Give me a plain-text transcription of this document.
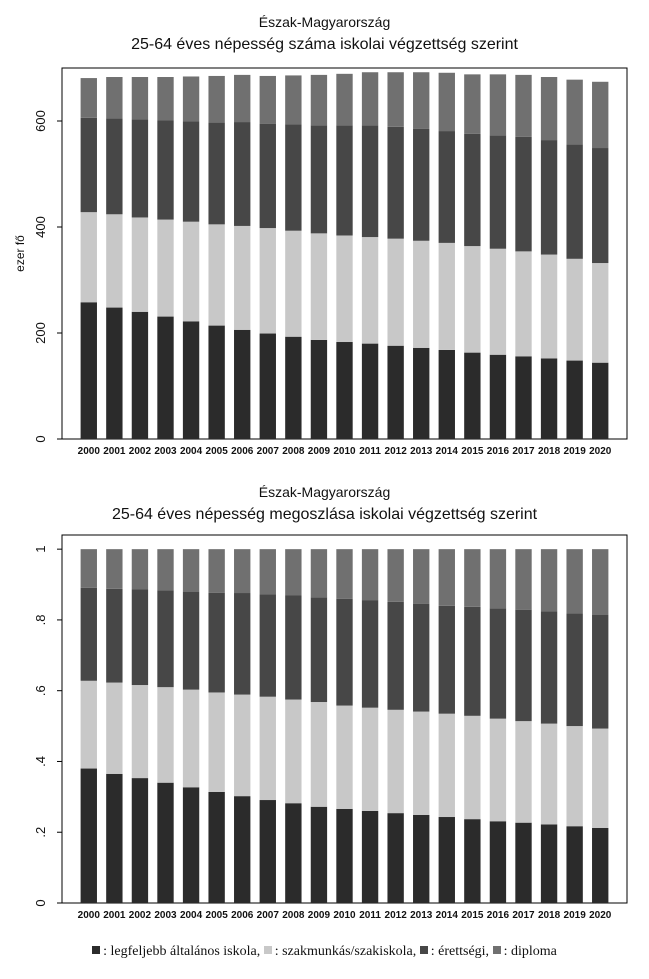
Észak-Magyarország
25-64 éves népesség száma iskolai végzettség szerint
0
200
400
600
ezer fő
2000 2001 2002 2003 2004 2005 2006 2007 2008 2009 2010 2011 2012 2013 2014 2015 2016 2017 2018 2019 2020
Észak-Magyarország
25-64 éves népesség megoszlása iskolai végzettség szerint
0
.2
.4
.6
.8
1
2000 2001 2002 2003 2004 2005 2006 2007 2008 2009 2010 2011 2012 2013 2014 2015 2016 2017 2018 2019 2020
: legfeljebb általános iskola, : szakmunkás/szakiskola, : érettségi, : diploma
================
» **Job**: Each line of the data is to be duplicated exactly; pictures stay out of the copy.

» **Answer to this exercise**:
Give me a plain-text transcription of this document.
Észak-Magyarország
25-64 éves népesség száma iskolai végzettség szerint
0
200
400
600
ezer fő
2000 2001 2002 2003 2004 2005 2006 2007 2008 2009 2010 2011 2012 2013 2014 2015 2016 2017 2018 2019 2020
Észak-Magyarország
25-64 éves népesség megoszlása iskolai végzettség szerint
0
.2
.4
.6
.8
1
2000 2001 2002 2003 2004 2005 2006 2007 2008 2009 2010 2011 2012 2013 2014 2015 2016 2017 2018 2019 2020
: legfeljebb általános iskola, : szakmunkás/szakiskola, : érettségi, : diploma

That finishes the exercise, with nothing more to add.